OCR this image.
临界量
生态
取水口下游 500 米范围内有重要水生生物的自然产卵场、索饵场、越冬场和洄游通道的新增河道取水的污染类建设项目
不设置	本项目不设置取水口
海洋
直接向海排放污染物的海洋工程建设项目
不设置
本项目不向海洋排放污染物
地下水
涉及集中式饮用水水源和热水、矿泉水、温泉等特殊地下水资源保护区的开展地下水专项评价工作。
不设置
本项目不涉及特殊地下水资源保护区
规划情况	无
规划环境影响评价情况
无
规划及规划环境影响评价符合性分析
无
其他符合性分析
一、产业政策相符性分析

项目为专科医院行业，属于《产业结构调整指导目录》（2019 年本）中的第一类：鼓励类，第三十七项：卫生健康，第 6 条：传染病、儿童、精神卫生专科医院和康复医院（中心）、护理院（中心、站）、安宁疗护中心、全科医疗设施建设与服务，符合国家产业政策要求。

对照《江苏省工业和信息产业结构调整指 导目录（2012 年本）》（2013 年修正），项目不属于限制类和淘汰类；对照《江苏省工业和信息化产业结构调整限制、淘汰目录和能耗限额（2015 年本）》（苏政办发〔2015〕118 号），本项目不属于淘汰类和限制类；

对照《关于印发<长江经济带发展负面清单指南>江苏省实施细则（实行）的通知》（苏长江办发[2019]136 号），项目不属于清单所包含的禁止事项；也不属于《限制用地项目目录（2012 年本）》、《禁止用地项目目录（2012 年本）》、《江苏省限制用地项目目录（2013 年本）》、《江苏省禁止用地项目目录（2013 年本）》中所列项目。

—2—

* [JOB]: Extract every record. Keep wording exact.

* [PROBLEM SOLUTION]:
OCR this image.
临界量
生态
取水口下游 500 米范围内有重要水生生物的自然产卵场、索饵场、越冬场和洄游通道的新增河道取水的污染类建设项目
不设置	本项目不设置取水口
海洋
直接向海排放污染物的海洋工程建设项目
不设置
本项目不向海洋排放污染物
地下水
涉及集中式饮用水水源和热水、矿泉水、温泉等特殊地下水资源保护区的开展地下水专项评价工作。
不设置
本项目不涉及特殊地下水资源保护区
规划情况	无
规划环境影响评价情况
无
规划及规划环境影响评价符合性分析
无
其他符合性分析
一、产业政策相符性分析

项目为专科医院行业，属于《产业结构调整指导目录》（2019 年本）中的第一类：鼓励类，第三十七项：卫生健康，第 6 条：传染病、儿童、精神卫生专科医院和康复医院（中心）、护理院（中心、站）、安宁疗护中心、全科医疗设施建设与服务，符合国家产业政策要求。

对照《江苏省工业和信息产业结构调整指 导目录（2012 年本）》（2013 年修正），项目不属于限制类和淘汰类；对照《江苏省工业和信息化产业结构调整限制、淘汰目录和能耗限额（2015 年本）》（苏政办发〔2015〕118 号），本项目不属于淘汰类和限制类；

对照《关于印发<长江经济带发展负面清单指南>江苏省实施细则（实行）的通知》（苏长江办发[2019]136 号），项目不属于清单所包含的禁止事项；也不属于《限制用地项目目录（2012 年本）》、《禁止用地项目目录（2012 年本）》、《江苏省限制用地项目目录（2013 年本）》、《江苏省禁止用地项目目录（2013 年本）》中所列项目。

—2—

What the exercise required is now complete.